● **THE EXERCISE**: Copy out, from the entries below, each line holding the string "screenshot".

● **DATA PROVIDED**:
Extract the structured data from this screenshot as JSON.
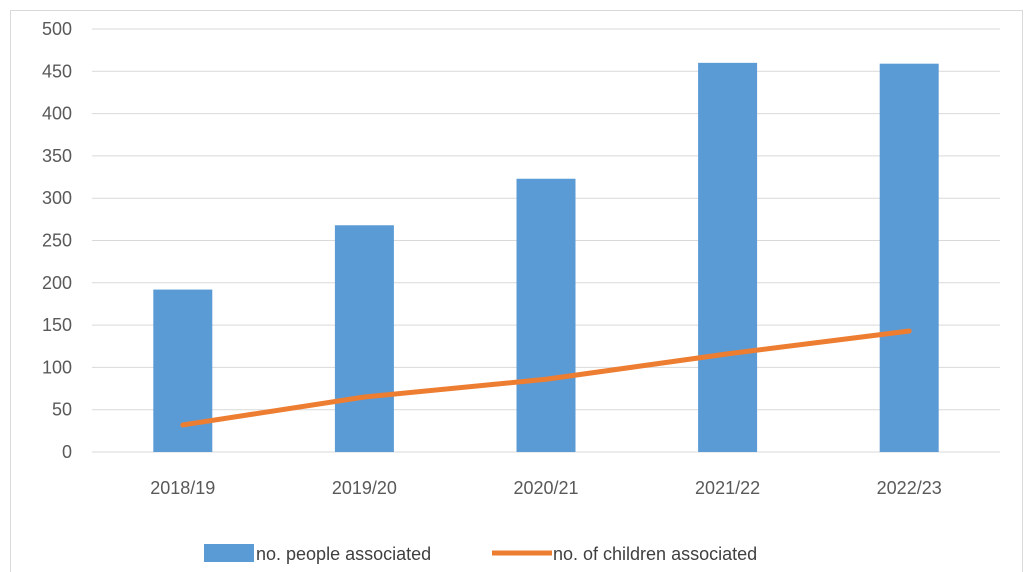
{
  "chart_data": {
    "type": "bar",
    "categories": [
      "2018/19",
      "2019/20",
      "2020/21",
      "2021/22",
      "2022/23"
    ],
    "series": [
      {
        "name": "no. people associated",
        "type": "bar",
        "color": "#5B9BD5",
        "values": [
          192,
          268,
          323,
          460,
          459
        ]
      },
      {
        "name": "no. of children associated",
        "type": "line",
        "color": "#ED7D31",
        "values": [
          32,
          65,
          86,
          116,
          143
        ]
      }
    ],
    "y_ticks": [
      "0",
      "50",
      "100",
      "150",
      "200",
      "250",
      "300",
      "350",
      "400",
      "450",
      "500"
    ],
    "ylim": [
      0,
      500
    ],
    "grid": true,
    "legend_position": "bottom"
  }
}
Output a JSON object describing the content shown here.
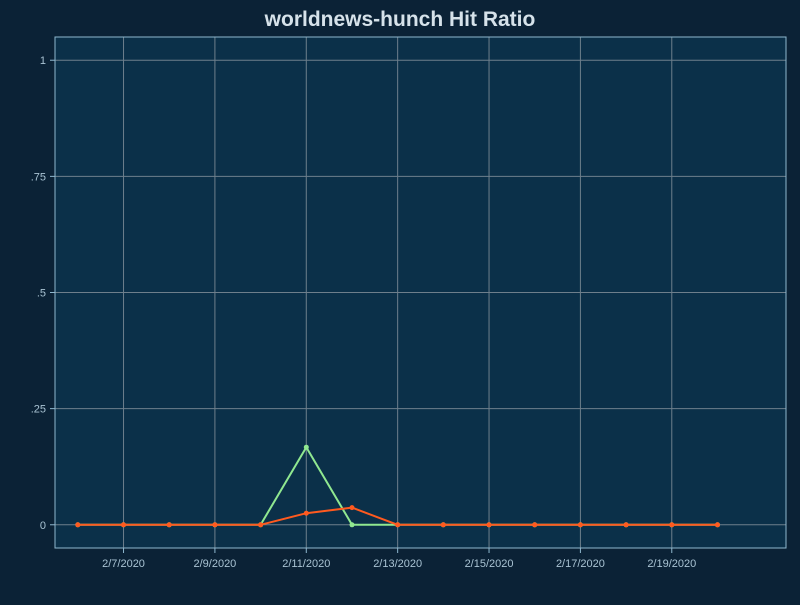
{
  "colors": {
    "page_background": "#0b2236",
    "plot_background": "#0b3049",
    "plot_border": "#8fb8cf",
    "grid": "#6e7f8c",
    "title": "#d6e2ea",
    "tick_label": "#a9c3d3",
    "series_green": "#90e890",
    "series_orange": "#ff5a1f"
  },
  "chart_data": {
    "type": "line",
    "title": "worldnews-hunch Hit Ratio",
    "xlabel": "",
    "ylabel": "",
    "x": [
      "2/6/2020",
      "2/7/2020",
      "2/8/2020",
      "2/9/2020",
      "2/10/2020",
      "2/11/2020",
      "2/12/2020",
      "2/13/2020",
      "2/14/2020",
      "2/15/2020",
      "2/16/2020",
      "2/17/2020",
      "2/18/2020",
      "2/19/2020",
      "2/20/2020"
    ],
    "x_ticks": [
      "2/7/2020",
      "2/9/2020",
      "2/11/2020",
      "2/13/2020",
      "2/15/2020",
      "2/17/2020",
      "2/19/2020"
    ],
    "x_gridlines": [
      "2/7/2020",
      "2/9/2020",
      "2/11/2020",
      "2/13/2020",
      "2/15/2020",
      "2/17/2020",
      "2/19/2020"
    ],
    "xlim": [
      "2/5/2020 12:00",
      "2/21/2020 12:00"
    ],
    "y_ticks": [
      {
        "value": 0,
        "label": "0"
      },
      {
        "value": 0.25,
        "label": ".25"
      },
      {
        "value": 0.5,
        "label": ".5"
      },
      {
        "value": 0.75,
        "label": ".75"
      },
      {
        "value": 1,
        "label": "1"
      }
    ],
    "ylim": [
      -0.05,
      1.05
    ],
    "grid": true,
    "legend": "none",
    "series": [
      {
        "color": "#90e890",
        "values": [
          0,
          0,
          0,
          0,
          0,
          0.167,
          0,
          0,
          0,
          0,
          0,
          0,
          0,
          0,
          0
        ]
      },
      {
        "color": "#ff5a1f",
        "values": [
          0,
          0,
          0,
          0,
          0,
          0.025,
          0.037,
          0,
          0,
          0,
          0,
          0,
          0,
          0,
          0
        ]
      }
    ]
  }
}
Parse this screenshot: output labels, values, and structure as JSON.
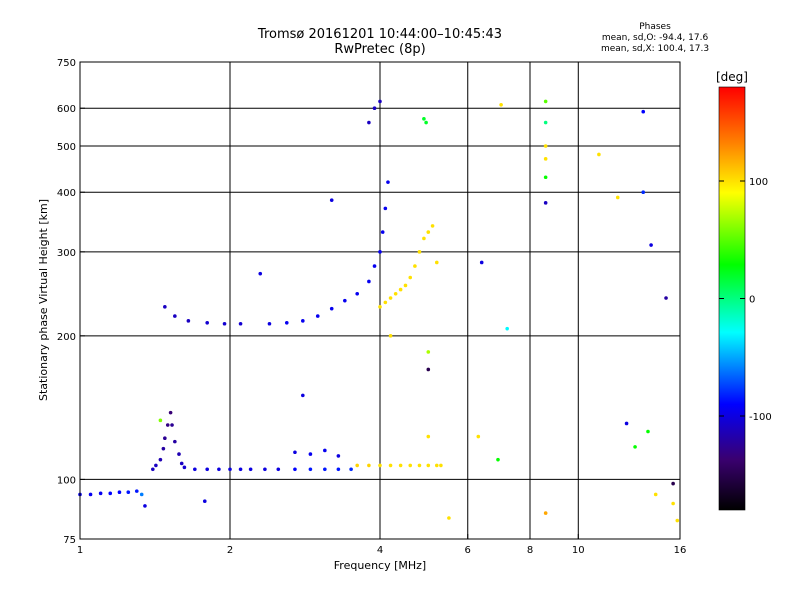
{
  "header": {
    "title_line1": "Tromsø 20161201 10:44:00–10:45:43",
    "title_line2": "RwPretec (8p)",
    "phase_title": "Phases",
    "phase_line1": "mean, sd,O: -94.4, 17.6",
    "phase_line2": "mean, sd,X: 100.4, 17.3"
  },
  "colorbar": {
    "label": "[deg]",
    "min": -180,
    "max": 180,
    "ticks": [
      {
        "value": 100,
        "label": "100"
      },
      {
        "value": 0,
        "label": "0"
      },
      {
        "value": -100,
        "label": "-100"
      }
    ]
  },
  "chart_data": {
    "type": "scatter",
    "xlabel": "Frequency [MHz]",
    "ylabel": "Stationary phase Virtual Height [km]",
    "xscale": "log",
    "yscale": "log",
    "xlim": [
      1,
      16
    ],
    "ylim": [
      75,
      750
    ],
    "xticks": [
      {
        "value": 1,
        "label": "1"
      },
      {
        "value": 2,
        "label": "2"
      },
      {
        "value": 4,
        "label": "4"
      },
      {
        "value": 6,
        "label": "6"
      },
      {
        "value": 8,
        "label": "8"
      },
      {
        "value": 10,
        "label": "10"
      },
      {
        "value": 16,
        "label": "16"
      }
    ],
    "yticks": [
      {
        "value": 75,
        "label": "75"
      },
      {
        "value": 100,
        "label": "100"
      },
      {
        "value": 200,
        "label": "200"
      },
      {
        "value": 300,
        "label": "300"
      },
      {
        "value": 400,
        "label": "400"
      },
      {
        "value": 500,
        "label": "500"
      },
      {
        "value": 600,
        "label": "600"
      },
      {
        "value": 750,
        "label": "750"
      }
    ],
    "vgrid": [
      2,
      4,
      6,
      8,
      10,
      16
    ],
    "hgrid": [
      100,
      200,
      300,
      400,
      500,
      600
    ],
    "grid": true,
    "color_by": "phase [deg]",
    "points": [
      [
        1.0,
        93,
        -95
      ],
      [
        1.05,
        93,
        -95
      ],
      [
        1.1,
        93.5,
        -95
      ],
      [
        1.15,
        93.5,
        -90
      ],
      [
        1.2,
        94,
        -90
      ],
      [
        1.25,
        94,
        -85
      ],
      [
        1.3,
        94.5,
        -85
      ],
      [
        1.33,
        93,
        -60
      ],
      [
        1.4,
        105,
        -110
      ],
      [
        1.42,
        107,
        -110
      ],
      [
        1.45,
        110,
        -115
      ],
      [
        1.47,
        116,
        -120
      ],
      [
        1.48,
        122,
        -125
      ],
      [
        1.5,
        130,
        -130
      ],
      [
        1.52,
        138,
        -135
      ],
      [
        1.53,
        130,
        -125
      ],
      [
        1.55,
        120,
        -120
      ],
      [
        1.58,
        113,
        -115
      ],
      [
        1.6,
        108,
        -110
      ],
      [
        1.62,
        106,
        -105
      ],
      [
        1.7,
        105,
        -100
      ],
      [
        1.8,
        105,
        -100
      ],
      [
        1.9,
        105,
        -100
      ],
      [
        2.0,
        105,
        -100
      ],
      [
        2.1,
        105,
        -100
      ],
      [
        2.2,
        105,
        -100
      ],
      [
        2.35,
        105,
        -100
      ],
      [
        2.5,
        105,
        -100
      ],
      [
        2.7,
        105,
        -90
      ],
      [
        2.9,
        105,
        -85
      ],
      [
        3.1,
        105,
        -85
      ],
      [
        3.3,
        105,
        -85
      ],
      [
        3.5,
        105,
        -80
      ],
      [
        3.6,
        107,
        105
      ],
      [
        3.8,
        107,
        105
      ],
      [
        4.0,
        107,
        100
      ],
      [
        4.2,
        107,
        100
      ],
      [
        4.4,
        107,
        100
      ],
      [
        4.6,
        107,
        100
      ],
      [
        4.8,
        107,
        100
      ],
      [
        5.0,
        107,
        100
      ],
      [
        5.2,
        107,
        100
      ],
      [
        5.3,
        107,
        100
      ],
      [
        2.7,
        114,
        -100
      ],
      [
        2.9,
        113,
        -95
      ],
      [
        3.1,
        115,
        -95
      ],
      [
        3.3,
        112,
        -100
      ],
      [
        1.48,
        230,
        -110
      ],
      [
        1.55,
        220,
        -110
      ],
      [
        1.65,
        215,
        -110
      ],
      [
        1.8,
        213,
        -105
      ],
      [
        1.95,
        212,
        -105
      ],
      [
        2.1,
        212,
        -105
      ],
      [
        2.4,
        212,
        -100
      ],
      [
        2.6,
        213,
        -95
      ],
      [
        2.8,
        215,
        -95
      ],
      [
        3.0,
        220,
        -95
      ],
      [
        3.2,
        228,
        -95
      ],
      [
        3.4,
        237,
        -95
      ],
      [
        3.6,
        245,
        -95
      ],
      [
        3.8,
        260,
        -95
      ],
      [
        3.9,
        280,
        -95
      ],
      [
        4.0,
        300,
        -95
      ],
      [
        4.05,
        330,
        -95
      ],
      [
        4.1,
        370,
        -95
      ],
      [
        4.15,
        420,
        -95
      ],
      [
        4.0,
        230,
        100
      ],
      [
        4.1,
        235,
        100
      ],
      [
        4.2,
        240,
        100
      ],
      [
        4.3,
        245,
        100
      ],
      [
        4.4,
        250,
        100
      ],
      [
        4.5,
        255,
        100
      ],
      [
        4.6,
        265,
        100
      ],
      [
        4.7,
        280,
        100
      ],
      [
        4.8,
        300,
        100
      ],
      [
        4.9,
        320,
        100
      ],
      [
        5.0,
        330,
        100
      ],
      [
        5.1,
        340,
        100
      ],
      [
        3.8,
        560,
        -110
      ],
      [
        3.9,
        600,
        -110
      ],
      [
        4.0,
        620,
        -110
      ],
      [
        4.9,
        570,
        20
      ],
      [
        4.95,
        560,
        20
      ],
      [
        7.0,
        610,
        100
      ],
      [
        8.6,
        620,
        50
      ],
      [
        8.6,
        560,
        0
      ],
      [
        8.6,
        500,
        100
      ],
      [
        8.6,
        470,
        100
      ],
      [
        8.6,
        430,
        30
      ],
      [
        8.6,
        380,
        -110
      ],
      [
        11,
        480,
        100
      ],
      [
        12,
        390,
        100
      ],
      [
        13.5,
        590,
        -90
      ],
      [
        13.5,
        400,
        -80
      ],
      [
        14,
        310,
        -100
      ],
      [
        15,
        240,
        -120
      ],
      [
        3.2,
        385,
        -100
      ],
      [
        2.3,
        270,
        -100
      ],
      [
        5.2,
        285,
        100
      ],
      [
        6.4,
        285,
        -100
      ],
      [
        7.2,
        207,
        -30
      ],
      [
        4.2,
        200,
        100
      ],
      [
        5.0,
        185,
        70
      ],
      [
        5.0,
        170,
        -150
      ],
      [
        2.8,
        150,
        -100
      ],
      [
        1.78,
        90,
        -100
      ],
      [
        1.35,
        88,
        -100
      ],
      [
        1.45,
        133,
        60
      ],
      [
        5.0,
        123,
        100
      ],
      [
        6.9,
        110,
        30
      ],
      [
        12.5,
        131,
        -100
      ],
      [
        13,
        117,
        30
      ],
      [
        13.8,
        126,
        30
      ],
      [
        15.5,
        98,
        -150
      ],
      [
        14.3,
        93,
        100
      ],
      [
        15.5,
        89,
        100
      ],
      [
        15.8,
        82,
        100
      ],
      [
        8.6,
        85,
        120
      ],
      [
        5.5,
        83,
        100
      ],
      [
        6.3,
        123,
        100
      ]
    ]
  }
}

● **WRITTEN SOLUTION**:
Extract the structured data from this screenshot as JSON.
Parse this screenshot: output labels, values, and structure as JSON.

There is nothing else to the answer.